WHAT IS EXPECTED:
Copy each line below that includes "content".

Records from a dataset
━━━━━━━━━━
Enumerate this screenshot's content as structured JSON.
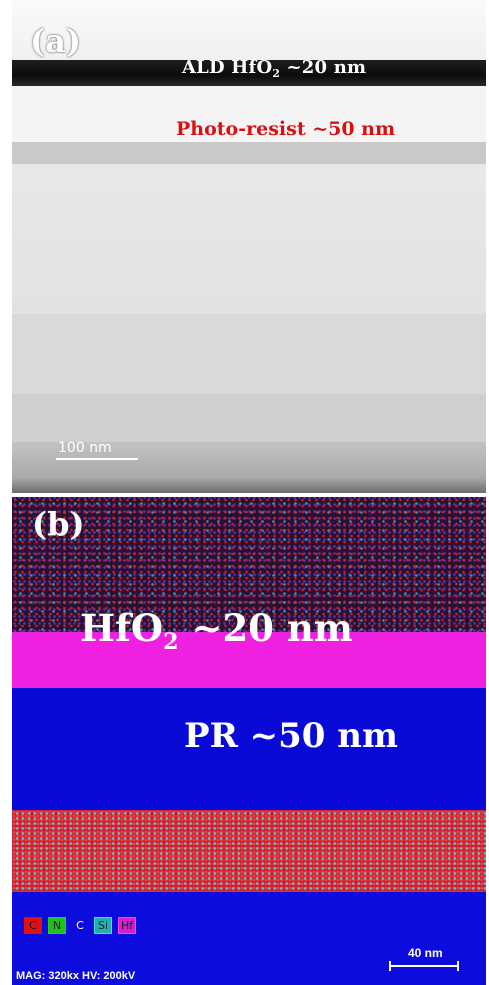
{
  "panel_a": {
    "label": "(a)",
    "hfo2_text": "ALD HfO",
    "hfo2_sub": "2",
    "hfo2_suffix": " ~20 nm",
    "pr_text": "Photo-resist ~50 nm",
    "scale_bar": "100 nm"
  },
  "panel_b": {
    "label": "(b)",
    "hfo2_text": "HfO",
    "hfo2_sub": "2",
    "hfo2_suffix": " ~20 nm",
    "pr_text": "PR  ~50 nm",
    "legend": [
      {
        "label": "C",
        "color": "#e01010",
        "bg": "#e01010"
      },
      {
        "label": "N",
        "color": "#20d020",
        "bg": "#20c020"
      },
      {
        "label": "C",
        "color": "#ffffff",
        "bg": "transparent"
      },
      {
        "label": "Si",
        "color": "#40e0e0",
        "bg": "#20b0b0"
      },
      {
        "label": "Hf",
        "color": "#ff40ff",
        "bg": "#d020d0"
      }
    ],
    "scale_bar": "40 nm",
    "mag_info": "MAG: 320kx  HV: 200kV"
  }
}
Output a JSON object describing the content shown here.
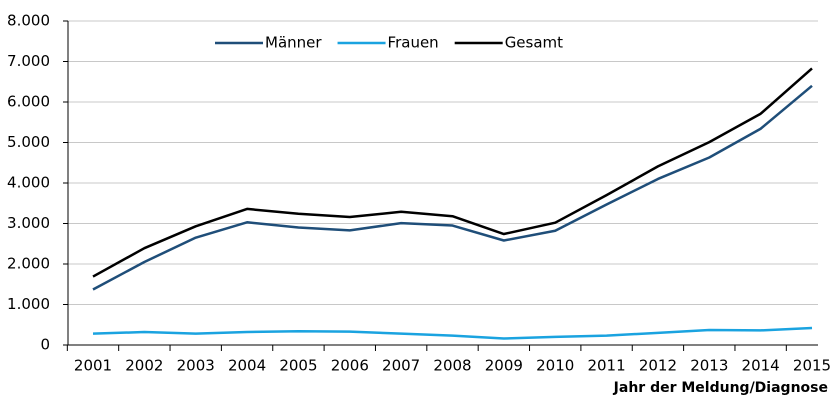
━━━━━━━━━━
OUTPUT FOR THIS TASK:
Enumerate this screenshot's content as structured JSON.
Output a JSON object describing the content shown here.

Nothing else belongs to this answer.